═══ DATA SHOWN

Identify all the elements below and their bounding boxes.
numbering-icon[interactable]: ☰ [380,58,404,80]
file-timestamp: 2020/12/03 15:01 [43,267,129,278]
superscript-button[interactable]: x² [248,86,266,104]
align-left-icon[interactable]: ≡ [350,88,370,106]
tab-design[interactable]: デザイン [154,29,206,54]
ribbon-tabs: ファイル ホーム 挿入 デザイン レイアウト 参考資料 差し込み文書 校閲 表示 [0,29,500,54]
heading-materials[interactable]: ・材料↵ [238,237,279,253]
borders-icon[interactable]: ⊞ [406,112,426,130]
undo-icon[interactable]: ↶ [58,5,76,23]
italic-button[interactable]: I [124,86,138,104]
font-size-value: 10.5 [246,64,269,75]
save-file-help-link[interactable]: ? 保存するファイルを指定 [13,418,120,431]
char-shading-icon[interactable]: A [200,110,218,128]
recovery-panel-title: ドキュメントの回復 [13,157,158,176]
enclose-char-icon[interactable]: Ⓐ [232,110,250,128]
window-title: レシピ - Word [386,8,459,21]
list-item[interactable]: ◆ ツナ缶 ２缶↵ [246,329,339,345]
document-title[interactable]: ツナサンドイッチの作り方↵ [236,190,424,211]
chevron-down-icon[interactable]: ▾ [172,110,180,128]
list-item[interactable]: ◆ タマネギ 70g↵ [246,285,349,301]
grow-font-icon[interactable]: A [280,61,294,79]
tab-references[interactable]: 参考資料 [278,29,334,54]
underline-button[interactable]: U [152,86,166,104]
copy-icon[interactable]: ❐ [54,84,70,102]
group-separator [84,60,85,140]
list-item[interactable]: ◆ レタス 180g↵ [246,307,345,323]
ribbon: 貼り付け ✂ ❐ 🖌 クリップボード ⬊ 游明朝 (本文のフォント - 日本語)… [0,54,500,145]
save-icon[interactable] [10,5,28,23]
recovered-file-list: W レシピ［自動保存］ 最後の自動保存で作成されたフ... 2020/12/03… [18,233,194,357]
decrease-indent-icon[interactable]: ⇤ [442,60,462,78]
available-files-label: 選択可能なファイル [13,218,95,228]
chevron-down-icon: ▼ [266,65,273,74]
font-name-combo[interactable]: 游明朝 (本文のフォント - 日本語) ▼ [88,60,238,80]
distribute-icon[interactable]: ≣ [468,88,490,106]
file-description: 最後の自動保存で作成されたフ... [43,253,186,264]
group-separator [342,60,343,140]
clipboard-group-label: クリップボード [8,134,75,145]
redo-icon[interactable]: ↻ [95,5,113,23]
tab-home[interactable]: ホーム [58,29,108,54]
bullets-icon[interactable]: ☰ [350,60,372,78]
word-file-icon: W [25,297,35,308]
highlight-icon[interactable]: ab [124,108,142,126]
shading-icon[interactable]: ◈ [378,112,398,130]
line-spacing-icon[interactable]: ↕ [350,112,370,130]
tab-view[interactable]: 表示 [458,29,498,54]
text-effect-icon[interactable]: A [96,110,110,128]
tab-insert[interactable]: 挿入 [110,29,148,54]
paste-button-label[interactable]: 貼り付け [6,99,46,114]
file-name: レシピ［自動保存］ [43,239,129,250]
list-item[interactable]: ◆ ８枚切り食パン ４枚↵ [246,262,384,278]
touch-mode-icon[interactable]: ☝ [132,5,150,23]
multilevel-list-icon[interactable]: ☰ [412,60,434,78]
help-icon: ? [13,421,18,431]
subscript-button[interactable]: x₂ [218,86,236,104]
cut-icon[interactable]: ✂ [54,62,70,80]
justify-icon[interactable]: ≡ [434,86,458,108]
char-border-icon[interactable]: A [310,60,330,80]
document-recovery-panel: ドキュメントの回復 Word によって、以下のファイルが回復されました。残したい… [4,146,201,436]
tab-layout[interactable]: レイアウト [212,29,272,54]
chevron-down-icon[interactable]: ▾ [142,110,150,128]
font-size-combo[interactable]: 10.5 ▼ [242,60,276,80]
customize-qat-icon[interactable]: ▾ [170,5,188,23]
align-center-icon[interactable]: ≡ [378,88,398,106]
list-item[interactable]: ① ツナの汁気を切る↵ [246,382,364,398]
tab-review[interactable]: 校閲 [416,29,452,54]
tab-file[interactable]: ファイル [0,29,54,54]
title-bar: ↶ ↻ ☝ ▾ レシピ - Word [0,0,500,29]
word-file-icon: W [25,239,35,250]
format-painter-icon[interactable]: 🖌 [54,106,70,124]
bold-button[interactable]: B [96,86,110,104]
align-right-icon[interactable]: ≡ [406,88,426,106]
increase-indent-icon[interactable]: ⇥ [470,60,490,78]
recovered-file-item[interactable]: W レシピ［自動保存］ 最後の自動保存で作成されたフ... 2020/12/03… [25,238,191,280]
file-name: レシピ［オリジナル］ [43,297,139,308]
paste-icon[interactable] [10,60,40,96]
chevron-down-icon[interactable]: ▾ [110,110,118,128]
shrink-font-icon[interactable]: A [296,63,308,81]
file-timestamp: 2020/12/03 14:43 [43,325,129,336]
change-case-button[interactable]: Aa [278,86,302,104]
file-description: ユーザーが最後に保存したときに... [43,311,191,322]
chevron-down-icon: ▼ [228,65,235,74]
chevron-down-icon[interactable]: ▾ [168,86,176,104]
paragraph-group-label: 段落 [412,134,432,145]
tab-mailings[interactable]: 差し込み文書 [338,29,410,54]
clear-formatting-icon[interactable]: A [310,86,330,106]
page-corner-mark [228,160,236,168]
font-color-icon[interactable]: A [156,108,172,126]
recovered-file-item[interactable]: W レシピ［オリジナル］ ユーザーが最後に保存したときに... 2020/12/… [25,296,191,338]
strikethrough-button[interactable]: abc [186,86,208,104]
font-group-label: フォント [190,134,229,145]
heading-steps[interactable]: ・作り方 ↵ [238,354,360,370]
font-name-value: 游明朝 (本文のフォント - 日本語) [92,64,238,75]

══════

• **WRITTEN PROBLEM**:
Print every line of the records above verbatim and in their original order.

• **RESPONSE**:
Identify all the elements below and their bounding boxes.
numbering-icon[interactable]: ☰ [380,58,404,80]
file-timestamp: 2020/12/03 15:01 [43,267,129,278]
superscript-button[interactable]: x² [248,86,266,104]
align-left-icon[interactable]: ≡ [350,88,370,106]
tab-design[interactable]: デザイン [154,29,206,54]
ribbon-tabs: ファイル ホーム 挿入 デザイン レイアウト 参考資料 差し込み文書 校閲 表示 [0,29,500,54]
heading-materials[interactable]: ・材料↵ [238,237,279,253]
borders-icon[interactable]: ⊞ [406,112,426,130]
undo-icon[interactable]: ↶ [58,5,76,23]
italic-button[interactable]: I [124,86,138,104]
font-size-value: 10.5 [246,64,269,75]
save-file-help-link[interactable]: ? 保存するファイルを指定 [13,418,120,431]
char-shading-icon[interactable]: A [200,110,218,128]
recovery-panel-title: ドキュメントの回復 [13,157,158,176]
enclose-char-icon[interactable]: Ⓐ [232,110,250,128]
window-title: レシピ - Word [386,8,459,21]
list-item[interactable]: ◆ ツナ缶 ２缶↵ [246,329,339,345]
document-title[interactable]: ツナサンドイッチの作り方↵ [236,190,424,211]
chevron-down-icon[interactable]: ▾ [172,110,180,128]
list-item[interactable]: ◆ タマネギ 70g↵ [246,285,349,301]
grow-font-icon[interactable]: A [280,61,294,79]
tab-references[interactable]: 参考資料 [278,29,334,54]
underline-button[interactable]: U [152,86,166,104]
copy-icon[interactable]: ❐ [54,84,70,102]
group-separator [84,60,85,140]
list-item[interactable]: ◆ レタス 180g↵ [246,307,345,323]
ribbon: 貼り付け ✂ ❐ 🖌 クリップボード ⬊ 游明朝 (本文のフォント - 日本語)… [0,54,500,145]
save-icon[interactable] [10,5,28,23]
recovered-file-list: W レシピ［自動保存］ 最後の自動保存で作成されたフ... 2020/12/03… [18,233,194,357]
decrease-indent-icon[interactable]: ⇤ [442,60,462,78]
available-files-label: 選択可能なファイル [13,218,95,228]
chevron-down-icon: ▼ [266,65,273,74]
font-name-combo[interactable]: 游明朝 (本文のフォント - 日本語) ▼ [88,60,238,80]
distribute-icon[interactable]: ≣ [468,88,490,106]
file-description: 最後の自動保存で作成されたフ... [43,253,186,264]
group-separator [342,60,343,140]
clipboard-group-label: クリップボード [8,134,75,145]
redo-icon[interactable]: ↻ [95,5,113,23]
tab-home[interactable]: ホーム [58,29,108,54]
bullets-icon[interactable]: ☰ [350,60,372,78]
word-file-icon: W [25,297,35,308]
highlight-icon[interactable]: ab [124,108,142,126]
shading-icon[interactable]: ◈ [378,112,398,130]
line-spacing-icon[interactable]: ↕ [350,112,370,130]
tab-view[interactable]: 表示 [458,29,498,54]
text-effect-icon[interactable]: A [96,110,110,128]
tab-insert[interactable]: 挿入 [110,29,148,54]
paste-button-label[interactable]: 貼り付け [6,99,46,114]
file-name: レシピ［自動保存］ [43,239,129,250]
list-item[interactable]: ◆ ８枚切り食パン ４枚↵ [246,262,384,278]
touch-mode-icon[interactable]: ☝ [132,5,150,23]
multilevel-list-icon[interactable]: ☰ [412,60,434,78]
help-icon: ? [13,421,18,431]
subscript-button[interactable]: x₂ [218,86,236,104]
cut-icon[interactable]: ✂ [54,62,70,80]
justify-icon[interactable]: ≡ [434,86,458,108]
char-border-icon[interactable]: A [310,60,330,80]
document-recovery-panel: ドキュメントの回復 Word によって、以下のファイルが回復されました。残したい… [4,146,201,436]
tab-layout[interactable]: レイアウト [212,29,272,54]
chevron-down-icon[interactable]: ▾ [142,110,150,128]
font-size-combo[interactable]: 10.5 ▼ [242,60,276,80]
customize-qat-icon[interactable]: ▾ [170,5,188,23]
align-center-icon[interactable]: ≡ [378,88,398,106]
list-item[interactable]: ① ツナの汁気を切る↵ [246,382,364,398]
tab-review[interactable]: 校閲 [416,29,452,54]
tab-file[interactable]: ファイル [0,29,54,54]
title-bar: ↶ ↻ ☝ ▾ レシピ - Word [0,0,500,29]
word-file-icon: W [25,239,35,250]
format-painter-icon[interactable]: 🖌 [54,106,70,124]
bold-button[interactable]: B [96,86,110,104]
align-right-icon[interactable]: ≡ [406,88,426,106]
increase-indent-icon[interactable]: ⇥ [470,60,490,78]
recovered-file-item[interactable]: W レシピ［自動保存］ 最後の自動保存で作成されたフ... 2020/12/03… [25,238,191,280]
file-name: レシピ［オリジナル］ [43,297,139,308]
paste-icon[interactable] [10,60,40,96]
chevron-down-icon[interactable]: ▾ [110,110,118,128]
shrink-font-icon[interactable]: A [296,63,308,81]
file-timestamp: 2020/12/03 14:43 [43,325,129,336]
change-case-button[interactable]: Aa [278,86,302,104]
file-description: ユーザーが最後に保存したときに... [43,311,191,322]
chevron-down-icon: ▼ [228,65,235,74]
chevron-down-icon[interactable]: ▾ [168,86,176,104]
paragraph-group-label: 段落 [412,134,432,145]
tab-mailings[interactable]: 差し込み文書 [338,29,410,54]
clear-formatting-icon[interactable]: A [310,86,330,106]
page-corner-mark [228,160,236,168]
font-color-icon[interactable]: A [156,108,172,126]
recovered-file-item[interactable]: W レシピ［オリジナル］ ユーザーが最後に保存したときに... 2020/12/… [25,296,191,338]
strikethrough-button[interactable]: abc [186,86,208,104]
font-group-label: フォント [190,134,229,145]
heading-steps[interactable]: ・作り方 ↵ [238,354,360,370]
font-name-value: 游明朝 (本文のフォント - 日本語) [92,64,238,75]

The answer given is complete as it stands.